§ **STATED GOAL**
Search the records below for the word "وليلى". Pull out each line that has it.

§ **STORED DATA**
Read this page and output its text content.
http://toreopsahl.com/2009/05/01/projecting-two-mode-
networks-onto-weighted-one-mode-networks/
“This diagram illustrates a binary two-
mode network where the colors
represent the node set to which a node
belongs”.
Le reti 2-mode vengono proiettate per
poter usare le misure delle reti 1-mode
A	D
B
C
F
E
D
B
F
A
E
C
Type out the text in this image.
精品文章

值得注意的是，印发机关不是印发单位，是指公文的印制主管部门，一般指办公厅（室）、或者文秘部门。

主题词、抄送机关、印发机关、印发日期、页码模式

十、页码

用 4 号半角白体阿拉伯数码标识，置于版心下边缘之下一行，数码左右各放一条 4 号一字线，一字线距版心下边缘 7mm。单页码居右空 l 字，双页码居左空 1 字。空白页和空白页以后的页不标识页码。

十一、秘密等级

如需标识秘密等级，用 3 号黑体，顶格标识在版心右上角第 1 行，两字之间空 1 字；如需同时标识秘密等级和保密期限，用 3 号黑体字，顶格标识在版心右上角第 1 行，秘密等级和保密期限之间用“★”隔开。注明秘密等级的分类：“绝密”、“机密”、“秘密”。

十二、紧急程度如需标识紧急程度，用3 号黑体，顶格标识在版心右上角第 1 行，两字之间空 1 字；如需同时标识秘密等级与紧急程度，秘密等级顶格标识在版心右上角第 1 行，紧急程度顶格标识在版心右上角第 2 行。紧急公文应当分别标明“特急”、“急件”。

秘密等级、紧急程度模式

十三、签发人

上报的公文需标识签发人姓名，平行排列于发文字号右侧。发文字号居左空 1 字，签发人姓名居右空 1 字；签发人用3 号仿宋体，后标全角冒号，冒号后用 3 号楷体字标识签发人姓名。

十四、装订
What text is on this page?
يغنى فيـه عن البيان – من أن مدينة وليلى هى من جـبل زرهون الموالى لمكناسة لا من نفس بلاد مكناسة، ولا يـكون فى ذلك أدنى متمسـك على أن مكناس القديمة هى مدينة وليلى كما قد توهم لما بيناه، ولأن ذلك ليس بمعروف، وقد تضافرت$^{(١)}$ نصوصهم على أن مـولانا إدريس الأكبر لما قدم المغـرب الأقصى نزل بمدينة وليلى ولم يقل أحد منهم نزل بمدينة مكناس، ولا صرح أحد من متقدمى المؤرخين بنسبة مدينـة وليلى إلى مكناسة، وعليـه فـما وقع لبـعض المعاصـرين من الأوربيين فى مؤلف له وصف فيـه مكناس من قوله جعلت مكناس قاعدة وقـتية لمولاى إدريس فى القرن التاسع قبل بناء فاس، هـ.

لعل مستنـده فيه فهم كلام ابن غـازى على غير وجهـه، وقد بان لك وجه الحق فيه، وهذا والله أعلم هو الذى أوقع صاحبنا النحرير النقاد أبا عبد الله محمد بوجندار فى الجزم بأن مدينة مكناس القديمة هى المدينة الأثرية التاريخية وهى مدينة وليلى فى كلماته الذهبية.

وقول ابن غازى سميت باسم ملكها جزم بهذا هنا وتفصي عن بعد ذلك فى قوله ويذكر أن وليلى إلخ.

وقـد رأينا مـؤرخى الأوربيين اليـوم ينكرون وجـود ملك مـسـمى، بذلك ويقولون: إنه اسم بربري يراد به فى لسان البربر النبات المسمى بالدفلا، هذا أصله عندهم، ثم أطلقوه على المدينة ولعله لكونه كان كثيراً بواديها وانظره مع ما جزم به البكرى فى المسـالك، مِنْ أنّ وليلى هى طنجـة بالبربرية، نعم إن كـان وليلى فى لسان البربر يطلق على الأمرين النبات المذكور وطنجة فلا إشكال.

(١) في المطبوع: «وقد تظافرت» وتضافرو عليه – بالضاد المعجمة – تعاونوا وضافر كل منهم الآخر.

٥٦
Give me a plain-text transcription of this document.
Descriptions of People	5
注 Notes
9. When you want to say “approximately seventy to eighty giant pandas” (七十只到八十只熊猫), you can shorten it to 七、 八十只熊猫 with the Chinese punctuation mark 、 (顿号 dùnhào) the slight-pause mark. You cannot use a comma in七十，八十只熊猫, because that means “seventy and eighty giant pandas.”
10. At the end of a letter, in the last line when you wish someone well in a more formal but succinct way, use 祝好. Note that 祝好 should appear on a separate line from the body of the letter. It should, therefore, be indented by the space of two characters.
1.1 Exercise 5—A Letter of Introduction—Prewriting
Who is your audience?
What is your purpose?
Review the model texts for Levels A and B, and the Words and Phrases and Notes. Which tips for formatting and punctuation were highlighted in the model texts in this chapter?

§ **TASK ANSWER**
يغنى فيـه عن البيان – من أن مدينة وليلى هى من جـبل زرهون الموالى لمكناسة لا من نفس بلاد مكناسة، ولا يـكون فى ذلك أدنى متمسـك على أن مكناس القديمة هى مدينة وليلى كما قد توهم لما بيناه، ولأن ذلك ليس بمعروف، وقد تضافرت$^{(١)}$ نصوصهم على أن مـولانا إدريس الأكبر لما قدم المغـرب الأقصى نزل بمدينة وليلى ولم يقل أحد منهم نزل بمدينة مكناس، ولا صرح أحد من متقدمى المؤرخين بنسبة مدينـة وليلى إلى مكناسة، وعليـه فـما وقع لبـعض المعاصـرين من الأوربيين فى مؤلف له وصف فيـه مكناس من قوله جعلت مكناس قاعدة وقـتية لمولاى إدريس فى القرن التاسع قبل بناء فاس، هـ.
لعل مستنـده فيه فهم كلام ابن غـازى على غير وجهـه، وقد بان لك وجه الحق فيه، وهذا والله أعلم هو الذى أوقع صاحبنا النحرير النقاد أبا عبد الله محمد بوجندار فى الجزم بأن مدينة مكناس القديمة هى المدينة الأثرية التاريخية وهى مدينة وليلى فى كلماته الذهبية.
وقول ابن غازى سميت باسم ملكها جزم بهذا هنا وتفصي عن بعد ذلك فى قوله ويذكر أن وليلى إلخ.
وقـد رأينا مـؤرخى الأوربيين اليـوم ينكرون وجـود ملك مـسـمى، بذلك ويقولون: إنه اسم بربري يراد به فى لسان البربر النبات المسمى بالدفلا، هذا أصله عندهم، ثم أطلقوه على المدينة ولعله لكونه كان كثيراً بواديها وانظره مع ما جزم به البكرى فى المسـالك، مِنْ أنّ وليلى هى طنجـة بالبربرية، نعم إن كـان وليلى فى لسان البربر يطلق على الأمرين النبات المذكور وطنجة فلا إشكال.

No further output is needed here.